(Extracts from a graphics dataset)
▬▬▬
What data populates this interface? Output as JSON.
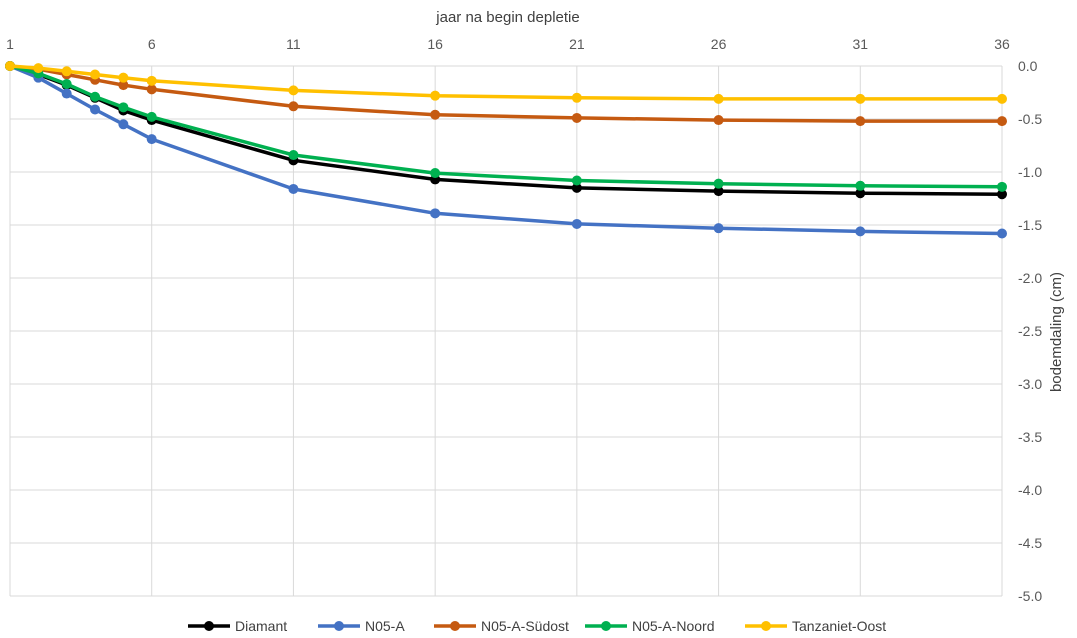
{
  "chart_data": {
    "type": "line",
    "title": "",
    "xlabel": "jaar na begin depletie",
    "ylabel": "bodemdaling (cm)",
    "x": [
      1,
      2,
      3,
      4,
      5,
      6,
      11,
      16,
      21,
      26,
      31,
      36
    ],
    "xticks": [
      1,
      6,
      11,
      16,
      21,
      26,
      31,
      36
    ],
    "xticklabels": [
      "1",
      "6",
      "11",
      "16",
      "21",
      "26",
      "31",
      "36"
    ],
    "xlim": [
      1,
      36
    ],
    "ylim": [
      -5.0,
      0.0
    ],
    "yticks": [
      0.0,
      -0.5,
      -1.0,
      -1.5,
      -2.0,
      -2.5,
      -3.0,
      -3.5,
      -4.0,
      -4.5,
      -5.0
    ],
    "yticklabels": [
      "0.0",
      "-0.5",
      "-1.0",
      "-1.5",
      "-2.0",
      "-2.5",
      "-3.0",
      "-3.5",
      "-4.0",
      "-4.5",
      "-5.0"
    ],
    "x_axis_position": "top",
    "y_axis_position": "right",
    "grid": true,
    "legend_position": "bottom",
    "series": [
      {
        "name": "Diamant",
        "color": "#000000",
        "values": [
          0.0,
          -0.08,
          -0.18,
          -0.3,
          -0.42,
          -0.51,
          -0.89,
          -1.07,
          -1.15,
          -1.18,
          -1.2,
          -1.21
        ]
      },
      {
        "name": "N05-A",
        "color": "#4472C4",
        "values": [
          0.0,
          -0.11,
          -0.26,
          -0.41,
          -0.55,
          -0.69,
          -1.16,
          -1.39,
          -1.49,
          -1.53,
          -1.56,
          -1.58
        ]
      },
      {
        "name": "N05-A-Südost",
        "color": "#C55A11",
        "values": [
          0.0,
          -0.03,
          -0.08,
          -0.13,
          -0.18,
          -0.22,
          -0.38,
          -0.46,
          -0.49,
          -0.51,
          -0.52,
          -0.52
        ]
      },
      {
        "name": "N05-A-Noord",
        "color": "#00B050",
        "values": [
          0.0,
          -0.07,
          -0.17,
          -0.29,
          -0.39,
          -0.48,
          -0.84,
          -1.01,
          -1.08,
          -1.11,
          -1.13,
          -1.14
        ]
      },
      {
        "name": "Tanzaniet-Oost",
        "color": "#FFC000",
        "values": [
          0.0,
          -0.02,
          -0.05,
          -0.08,
          -0.11,
          -0.14,
          -0.23,
          -0.28,
          -0.3,
          -0.31,
          -0.31,
          -0.31
        ]
      }
    ]
  }
}
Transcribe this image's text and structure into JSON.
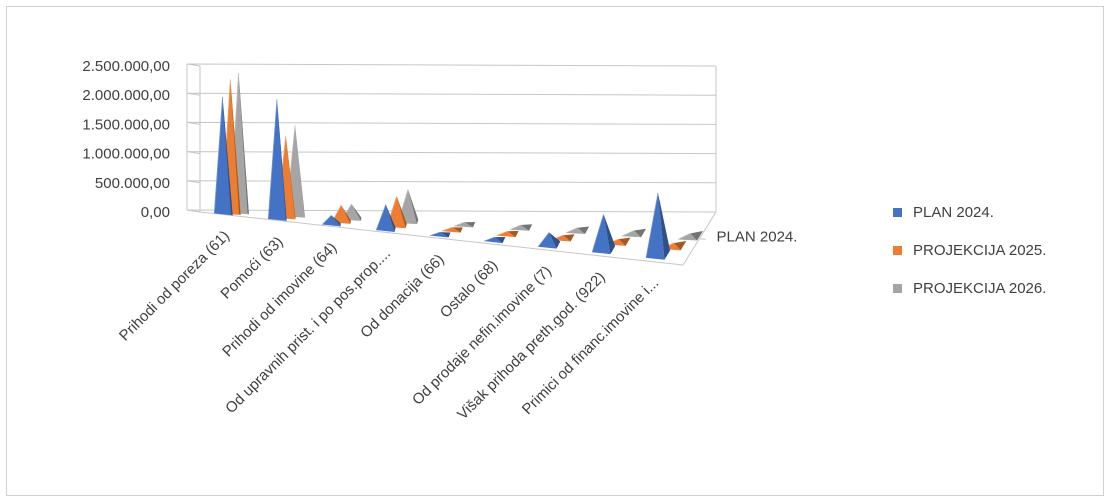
{
  "chart_data": {
    "type": "bar",
    "subtype": "3d-pyramid",
    "categories": [
      "Prihodi od poreza (61)",
      "Pomoći (63)",
      "Prihodi od imovine (64)",
      "Od upravnih prist. i po pos.prop....",
      "Od donacija (66)",
      "Ostalo (68)",
      "Od prodaje nefin.imovine (7)",
      "Višak prihoda preth.god. (922)",
      "Primici od financ.imovine i..."
    ],
    "series": [
      {
        "name": "PLAN 2024.",
        "color": "#4472C4",
        "values": [
          2000000,
          2050000,
          150000,
          420000,
          30000,
          30000,
          200000,
          600000,
          1050000
        ]
      },
      {
        "name": "PROJEKCIJA 2025.",
        "color": "#ED7D31",
        "values": [
          2300000,
          1400000,
          280000,
          500000,
          20000,
          20000,
          20000,
          20000,
          20000
        ]
      },
      {
        "name": "PROJEKCIJA 2026.",
        "color": "#A5A5A5",
        "values": [
          2400000,
          1550000,
          250000,
          550000,
          20000,
          20000,
          20000,
          20000,
          20000
        ]
      }
    ],
    "y_ticks": [
      "0,00",
      "500.000,00",
      "1.000.000,00",
      "1.500.000,00",
      "2.000.000,00",
      "2.500.000,00"
    ],
    "ylim": [
      0,
      2500000
    ],
    "depth_label": "PLAN 2024.",
    "legend_position": "right",
    "grid": true
  }
}
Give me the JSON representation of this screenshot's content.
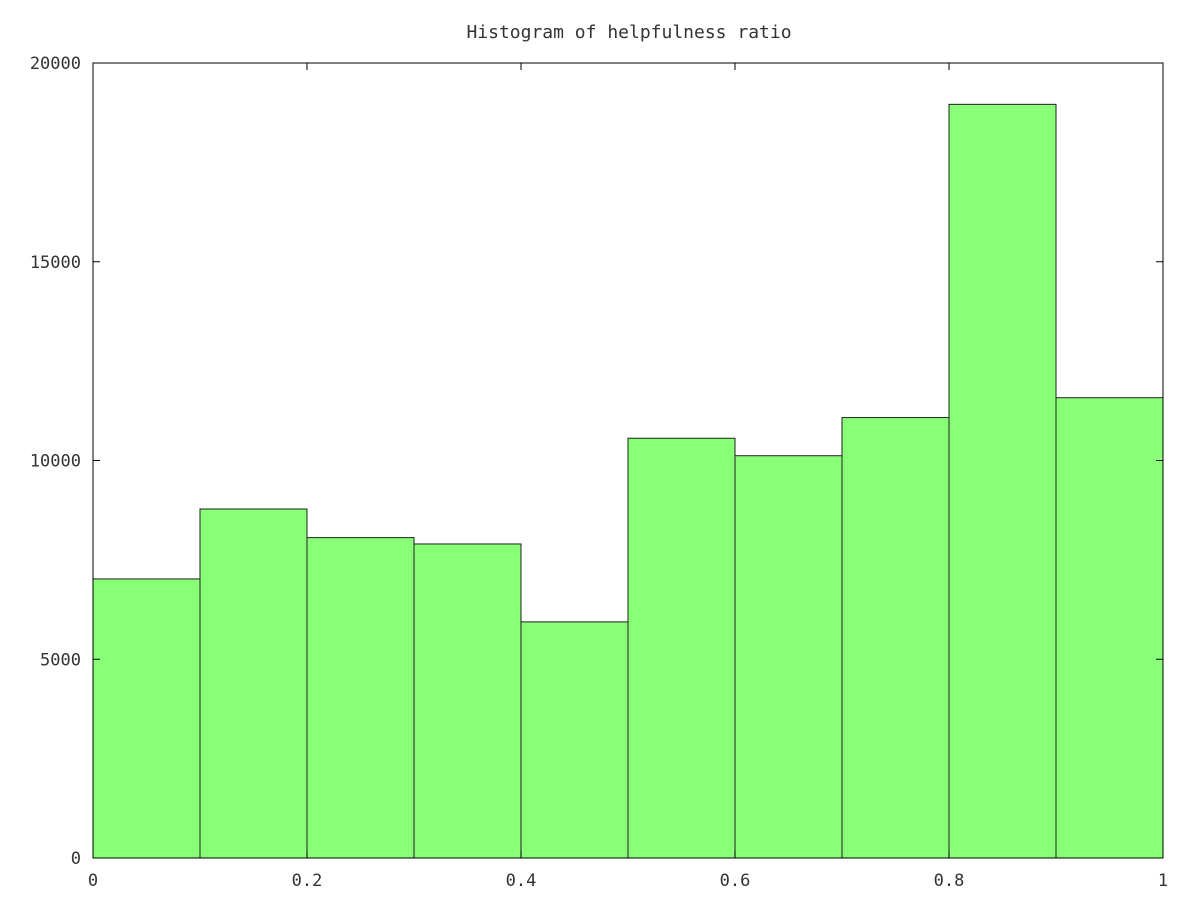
{
  "chart_data": {
    "type": "bar",
    "title": "Histogram of helpfulness ratio",
    "xlabel": "",
    "ylabel": "",
    "bin_edges": [
      0,
      0.1,
      0.2,
      0.3,
      0.4,
      0.5,
      0.6,
      0.7,
      0.8,
      0.9,
      1.0
    ],
    "values": [
      7020,
      8780,
      8060,
      7900,
      5940,
      10560,
      10120,
      11080,
      18960,
      11580
    ],
    "xlim": [
      0,
      1
    ],
    "ylim": [
      0,
      20000
    ],
    "x_ticks": [
      {
        "value": 0,
        "label": "0"
      },
      {
        "value": 0.2,
        "label": "0.2"
      },
      {
        "value": 0.4,
        "label": "0.4"
      },
      {
        "value": 0.6,
        "label": "0.6"
      },
      {
        "value": 0.8,
        "label": "0.8"
      },
      {
        "value": 1,
        "label": "1"
      }
    ],
    "y_ticks": [
      {
        "value": 0,
        "label": "0"
      },
      {
        "value": 5000,
        "label": "5000"
      },
      {
        "value": 10000,
        "label": "10000"
      },
      {
        "value": 15000,
        "label": "15000"
      },
      {
        "value": 20000,
        "label": "20000"
      }
    ],
    "grid": false,
    "bar_color": "#88ff77",
    "edge_color": "#1f1f1f",
    "legend": "none"
  }
}
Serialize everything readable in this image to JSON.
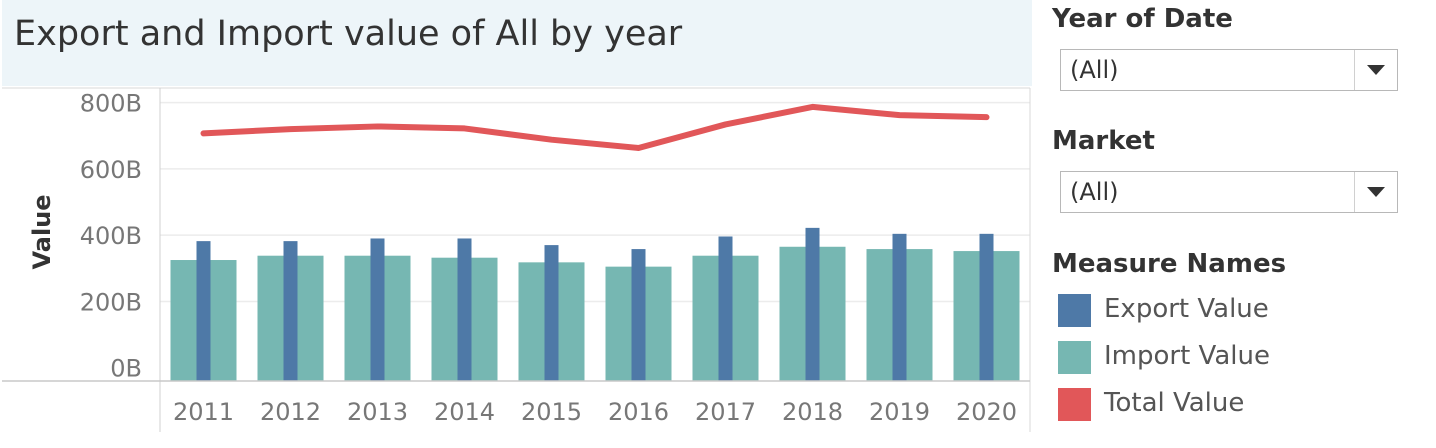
{
  "title": "Export and Import value of All by year",
  "filters": {
    "year": {
      "label": "Year of Date",
      "value": "(All)"
    },
    "market": {
      "label": "Market",
      "value": "(All)"
    }
  },
  "legend": {
    "title": "Measure Names",
    "items": [
      {
        "label": "Export Value",
        "color": "#4e79a7"
      },
      {
        "label": "Import Value",
        "color": "#76b7b2"
      },
      {
        "label": "Total Value",
        "color": "#e15759"
      }
    ]
  },
  "chart_data": {
    "type": "bar",
    "title": "Export and Import value of All by year",
    "xlabel": "",
    "ylabel": "Value",
    "ylim": [
      -40,
      850
    ],
    "y_ticks": [
      0,
      200,
      400,
      600,
      800
    ],
    "y_tick_labels": [
      "0B",
      "200B",
      "400B",
      "600B",
      "800B"
    ],
    "grid": true,
    "legend_position": "right",
    "categories": [
      "2011",
      "2012",
      "2013",
      "2014",
      "2015",
      "2016",
      "2017",
      "2018",
      "2019",
      "2020"
    ],
    "series": [
      {
        "name": "Export Value",
        "type": "bar",
        "color": "#4e79a7",
        "values": [
          382,
          382,
          390,
          390,
          370,
          358,
          396,
          422,
          404,
          404
        ]
      },
      {
        "name": "Import Value",
        "type": "bar",
        "color": "#76b7b2",
        "values": [
          325,
          338,
          338,
          332,
          318,
          305,
          338,
          365,
          358,
          352
        ]
      },
      {
        "name": "Total Value",
        "type": "line",
        "color": "#e15759",
        "values": [
          707,
          720,
          728,
          722,
          688,
          663,
          734,
          787,
          762,
          756
        ]
      }
    ]
  }
}
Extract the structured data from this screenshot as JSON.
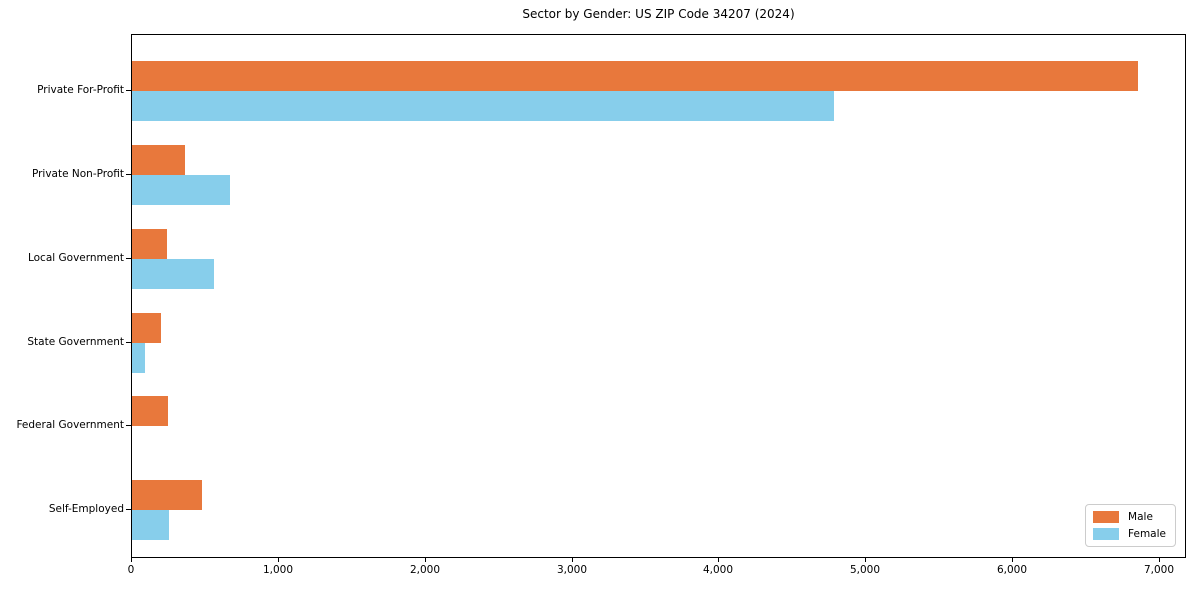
{
  "title": "Sector by Gender: US ZIP Code 34207 (2024)",
  "colors": {
    "male": "#e8783c",
    "female": "#87ceeb",
    "axis": "#000000",
    "legend_border": "#cccccc",
    "background": "#ffffff"
  },
  "legend": {
    "position": "lower right",
    "entries": [
      {
        "label": "Male"
      },
      {
        "label": "Female"
      }
    ]
  },
  "chart_data": {
    "type": "bar",
    "orientation": "horizontal",
    "title": "Sector by Gender: US ZIP Code 34207 (2024)",
    "categories": [
      "Private For-Profit",
      "Private Non-Profit",
      "Local Government",
      "State Government",
      "Federal Government",
      "Self-Employed"
    ],
    "series": [
      {
        "name": "Male",
        "color": "#e8783c",
        "values": [
          6850,
          360,
          240,
          195,
          245,
          475
        ]
      },
      {
        "name": "Female",
        "color": "#87ceeb",
        "values": [
          4780,
          670,
          555,
          90,
          0,
          255
        ]
      }
    ],
    "xlabel": "",
    "ylabel": "",
    "xlim": [
      0,
      7183
    ],
    "xticks": [
      0,
      1000,
      2000,
      3000,
      4000,
      5000,
      6000,
      7000
    ],
    "xtick_labels": [
      "0",
      "1,000",
      "2,000",
      "3,000",
      "4,000",
      "5,000",
      "6,000",
      "7,000"
    ],
    "grid": false,
    "legend_position": "lower right"
  }
}
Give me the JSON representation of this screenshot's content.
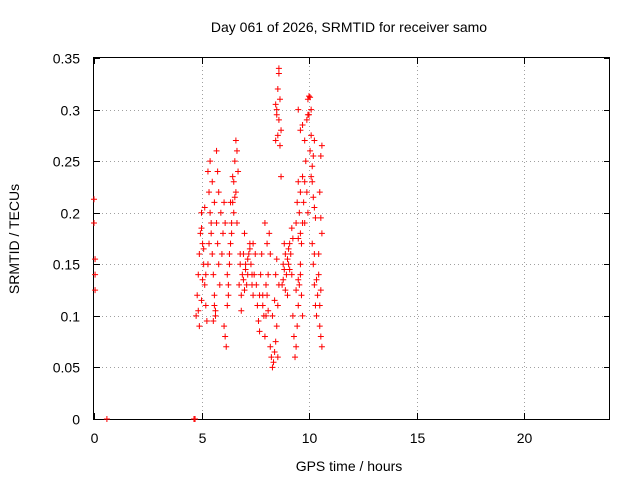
▬▬▬
Written problem —
Read through the data and copy every line where "JSON" shows up.

Correct response —
What data populates this interface? Output as JSON.
Transcribe this image's text and structure into JSON.
Give me the JSON representation of this screenshot's content.
Serialize everything readable in this image to JSON.
Extract the structured data from this screenshot as JSON.
Give me the JSON representation of this screenshot's content.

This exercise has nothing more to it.